Figure contents as structured data:
━━━━━━━━━━━━━━━━━━━━

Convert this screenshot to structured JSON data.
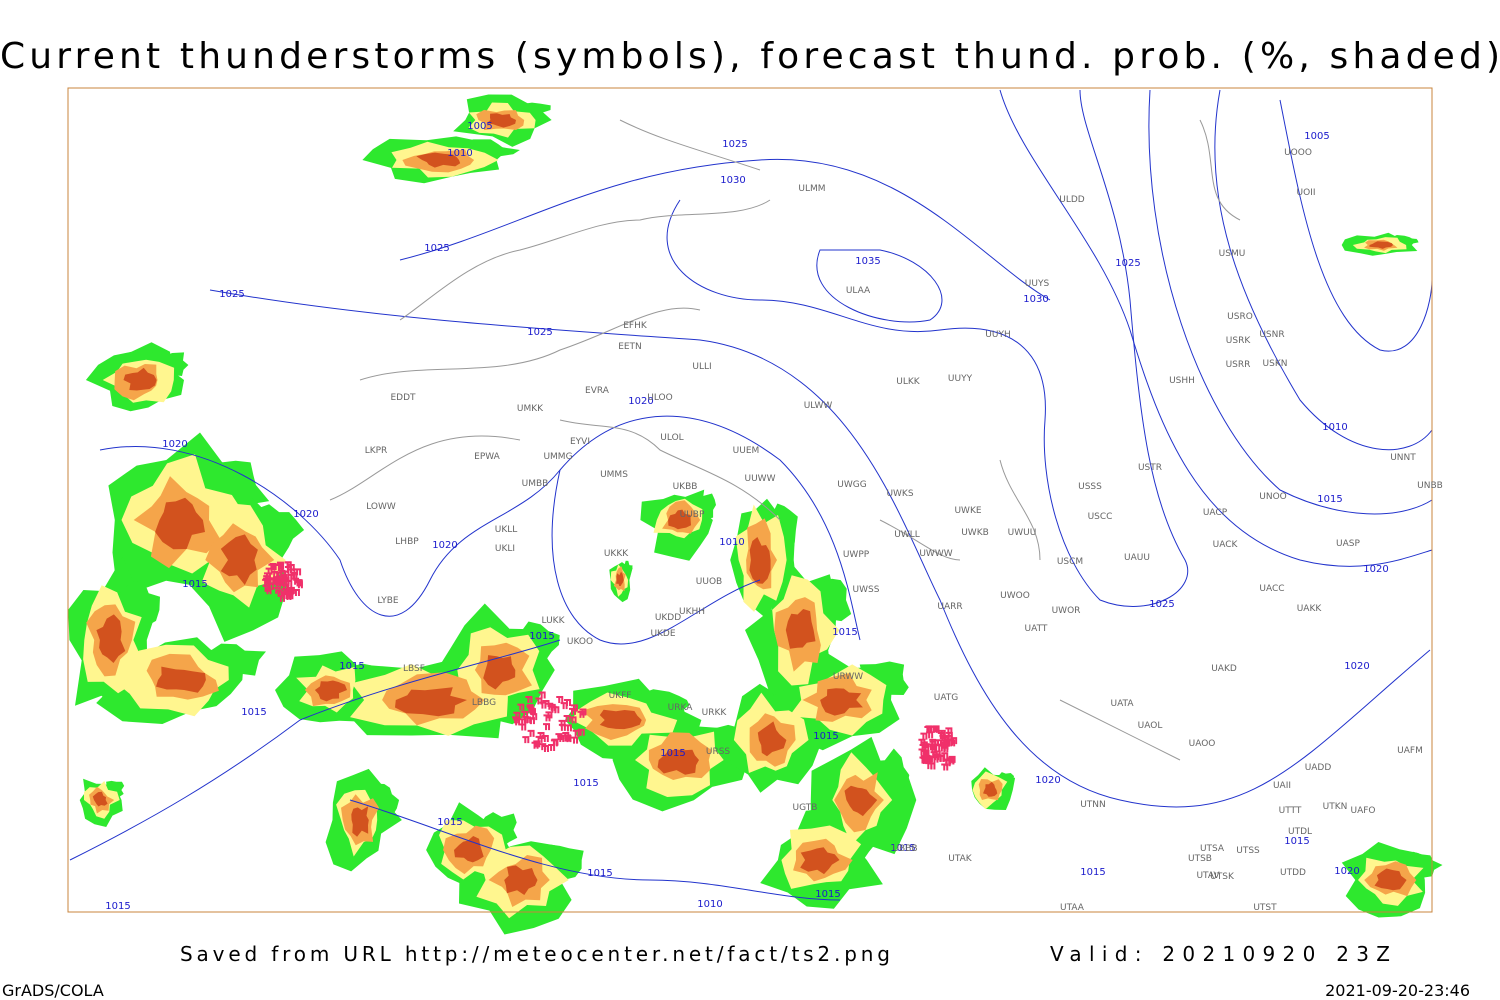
{
  "header": {
    "title": "Current thunderstorms (symbols), forecast thund. prob. (%, shaded)"
  },
  "footer": {
    "source": "Saved from URL http://meteocenter.net/fact/ts2.png",
    "valid": "Valid: 20210920 23Z",
    "credit": "GrADS/COLA",
    "timestamp": "2021-09-20-23:46"
  },
  "isobar_labels": [
    1005,
    1010,
    1025,
    1030,
    1025,
    1025,
    1035,
    1030,
    1025,
    1025,
    1005,
    1010,
    1015,
    1020,
    1025,
    1020,
    1020,
    1015,
    1020,
    1020,
    1020,
    1015,
    1015,
    1015,
    1015,
    1015,
    1010,
    1015,
    1015,
    1015,
    1015,
    1015,
    1010,
    1015,
    1015,
    1015,
    1020,
    1020,
    1015
  ],
  "stations": [
    "ULMM",
    "ULDD",
    "UUYS",
    "ULAA",
    "UUYH",
    "ULKK",
    "UUYY",
    "EFHK",
    "EETN",
    "ULLI",
    "EVRA",
    "ULOO",
    "EDDT",
    "UMKK",
    "ULOL",
    "EYVI",
    "UUEM",
    "LKPR",
    "EPWA",
    "UMMG",
    "UMMS",
    "UUWW",
    "UWGG",
    "UWKS",
    "LOWW",
    "UMBB",
    "UKLL",
    "UKLI",
    "UKBB",
    "LHBP",
    "UKKK",
    "UWPP",
    "UWWW",
    "UWKE",
    "UWKB",
    "UWLL",
    "UWUU",
    "USSS",
    "USCC",
    "USCM",
    "UAUU",
    "USTR",
    "UACP",
    "UACK",
    "UASP",
    "UNOO",
    "UNNT",
    "UNBB",
    "LYBE",
    "UKFF",
    "UKOO",
    "UKDE",
    "UKDD",
    "UKHH",
    "UUOB",
    "UWOO",
    "UWOR",
    "UATT",
    "UARR",
    "UACC",
    "UAKK",
    "UAKD",
    "USHH",
    "USMU",
    "USRO",
    "USRK",
    "USRR",
    "USNR",
    "USKN",
    "UOOO",
    "UOII",
    "UATG",
    "UATA",
    "UAOL",
    "UAOO",
    "UADD",
    "UAFM",
    "UAII",
    "UTTT",
    "UTKN",
    "UAFO",
    "UTDL",
    "UTNN",
    "UTAK",
    "UTSA",
    "UTSS",
    "UTSB",
    "UTAV",
    "UTSK",
    "UTDD",
    "UTAA",
    "UTST",
    "LBSF",
    "LBBG",
    "URKA",
    "URKK",
    "URSS",
    "UGTB",
    "URWW",
    "UBBB",
    "LUKK",
    "UUBP",
    "ULWW",
    "UWSS"
  ]
}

━━━━━━━━━━━━━━━━━━━━

## Exercise brief
All the records above need to be given again word for word. Skip the pictures.

## In response
Convert this screenshot to structured JSON data.
{
  "header": {
    "title": "Current thunderstorms (symbols), forecast thund. prob. (%, shaded)"
  },
  "footer": {
    "source": "Saved from URL http://meteocenter.net/fact/ts2.png",
    "valid": "Valid: 20210920 23Z",
    "credit": "GrADS/COLA",
    "timestamp": "2021-09-20-23:46"
  },
  "isobar_labels": [
    1005,
    1010,
    1025,
    1030,
    1025,
    1025,
    1035,
    1030,
    1025,
    1025,
    1005,
    1010,
    1015,
    1020,
    1025,
    1020,
    1020,
    1015,
    1020,
    1020,
    1020,
    1015,
    1015,
    1015,
    1015,
    1015,
    1010,
    1015,
    1015,
    1015,
    1015,
    1015,
    1010,
    1015,
    1015,
    1015,
    1020,
    1020,
    1015
  ],
  "stations": [
    "ULMM",
    "ULDD",
    "UUYS",
    "ULAA",
    "UUYH",
    "ULKK",
    "UUYY",
    "EFHK",
    "EETN",
    "ULLI",
    "EVRA",
    "ULOO",
    "EDDT",
    "UMKK",
    "ULOL",
    "EYVI",
    "UUEM",
    "LKPR",
    "EPWA",
    "UMMG",
    "UMMS",
    "UUWW",
    "UWGG",
    "UWKS",
    "LOWW",
    "UMBB",
    "UKLL",
    "UKLI",
    "UKBB",
    "LHBP",
    "UKKK",
    "UWPP",
    "UWWW",
    "UWKE",
    "UWKB",
    "UWLL",
    "UWUU",
    "USSS",
    "USCC",
    "USCM",
    "UAUU",
    "USTR",
    "UACP",
    "UACK",
    "UASP",
    "UNOO",
    "UNNT",
    "UNBB",
    "LYBE",
    "UKFF",
    "UKOO",
    "UKDE",
    "UKDD",
    "UKHH",
    "UUOB",
    "UWOO",
    "UWOR",
    "UATT",
    "UARR",
    "UACC",
    "UAKK",
    "UAKD",
    "USHH",
    "USMU",
    "USRO",
    "USRK",
    "USRR",
    "USNR",
    "USKN",
    "UOOO",
    "UOII",
    "UATG",
    "UATA",
    "UAOL",
    "UAOO",
    "UADD",
    "UAFM",
    "UAII",
    "UTTT",
    "UTKN",
    "UAFO",
    "UTDL",
    "UTNN",
    "UTAK",
    "UTSA",
    "UTSS",
    "UTSB",
    "UTAV",
    "UTSK",
    "UTDD",
    "UTAA",
    "UTST",
    "LBSF",
    "LBBG",
    "URKA",
    "URKK",
    "URSS",
    "UGTB",
    "URWW",
    "UBBB",
    "LUKK",
    "UUBP",
    "ULWW",
    "UWSS"
  ]
}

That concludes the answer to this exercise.